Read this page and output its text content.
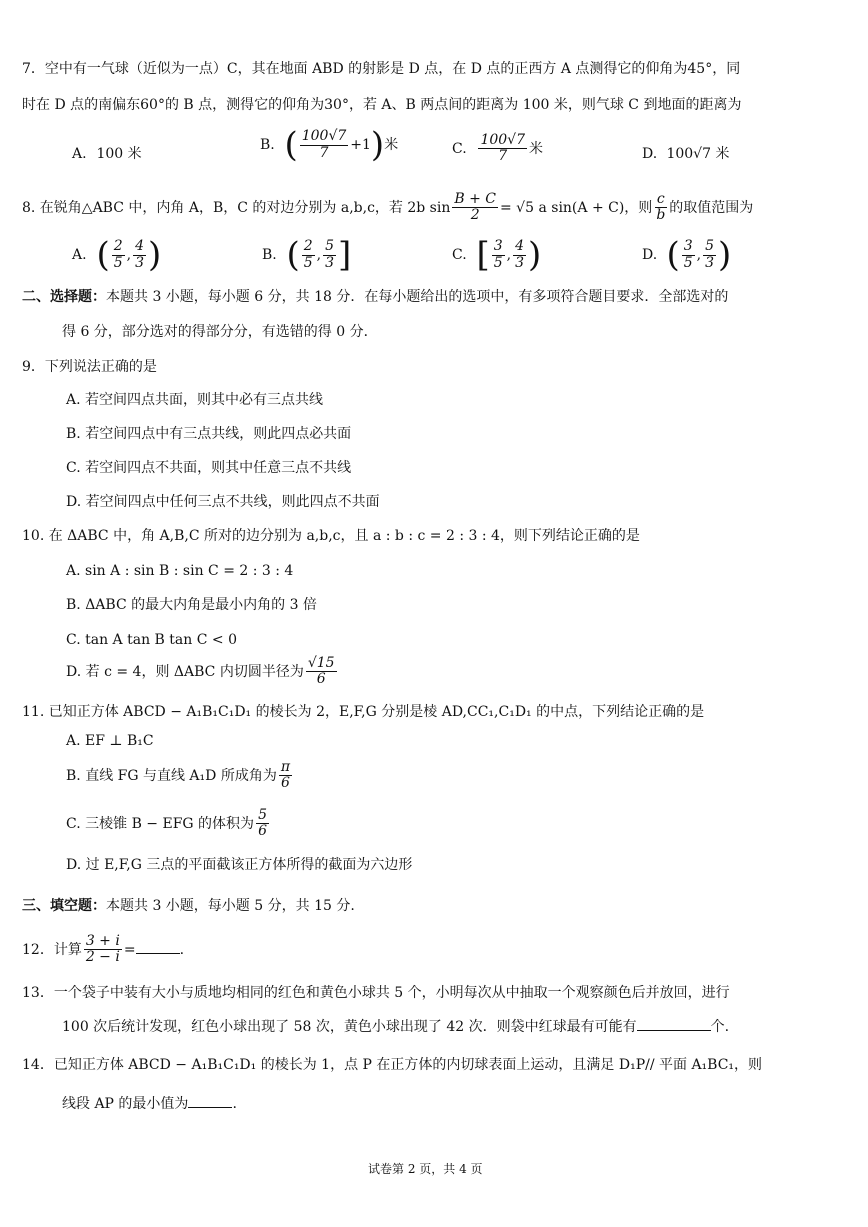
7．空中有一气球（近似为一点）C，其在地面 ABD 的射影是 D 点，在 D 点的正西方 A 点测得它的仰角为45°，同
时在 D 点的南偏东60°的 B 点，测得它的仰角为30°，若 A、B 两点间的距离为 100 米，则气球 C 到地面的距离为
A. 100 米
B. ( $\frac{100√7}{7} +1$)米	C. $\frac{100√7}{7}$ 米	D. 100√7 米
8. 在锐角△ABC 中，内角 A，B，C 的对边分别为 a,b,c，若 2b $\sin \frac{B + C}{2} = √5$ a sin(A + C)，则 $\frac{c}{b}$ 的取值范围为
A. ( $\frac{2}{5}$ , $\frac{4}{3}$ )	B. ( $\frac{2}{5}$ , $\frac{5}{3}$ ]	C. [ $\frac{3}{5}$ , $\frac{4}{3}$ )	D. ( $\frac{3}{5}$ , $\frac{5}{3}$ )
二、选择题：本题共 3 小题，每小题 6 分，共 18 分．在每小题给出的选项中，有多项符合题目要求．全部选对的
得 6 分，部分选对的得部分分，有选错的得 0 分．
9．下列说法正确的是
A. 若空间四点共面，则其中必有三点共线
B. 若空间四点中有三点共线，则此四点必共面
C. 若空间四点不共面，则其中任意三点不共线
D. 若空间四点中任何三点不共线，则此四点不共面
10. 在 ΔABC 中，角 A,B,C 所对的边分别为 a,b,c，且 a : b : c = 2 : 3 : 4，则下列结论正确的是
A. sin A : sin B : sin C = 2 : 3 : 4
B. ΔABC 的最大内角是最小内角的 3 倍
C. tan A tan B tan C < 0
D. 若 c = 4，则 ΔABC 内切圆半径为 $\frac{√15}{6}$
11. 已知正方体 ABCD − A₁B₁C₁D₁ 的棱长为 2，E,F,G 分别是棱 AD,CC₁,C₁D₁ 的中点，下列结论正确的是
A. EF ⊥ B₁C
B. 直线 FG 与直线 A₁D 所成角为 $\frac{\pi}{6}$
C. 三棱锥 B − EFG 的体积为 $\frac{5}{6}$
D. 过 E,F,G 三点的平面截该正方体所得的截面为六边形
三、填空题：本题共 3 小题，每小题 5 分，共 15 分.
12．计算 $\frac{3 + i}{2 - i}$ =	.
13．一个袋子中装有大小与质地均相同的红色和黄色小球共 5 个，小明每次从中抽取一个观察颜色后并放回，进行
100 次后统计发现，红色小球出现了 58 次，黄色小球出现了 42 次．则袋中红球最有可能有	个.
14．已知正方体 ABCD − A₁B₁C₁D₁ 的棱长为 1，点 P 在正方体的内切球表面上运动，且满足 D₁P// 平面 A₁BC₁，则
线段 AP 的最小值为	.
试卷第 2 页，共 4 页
———
Requirement: Find every line in the records above that holds the word "ABCD", and copy each one.

Answer to this exercise:
11. 已知正方体 ABCD − A₁B₁C₁D₁ 的棱长为 2，E,F,G 分别是棱 AD,CC₁,C₁D₁ 的中点，下列结论正确的是
14．已知正方体 ABCD − A₁B₁C₁D₁ 的棱长为 1，点 P 在正方体的内切球表面上运动，且满足 D₁P// 平面 A₁BC₁，则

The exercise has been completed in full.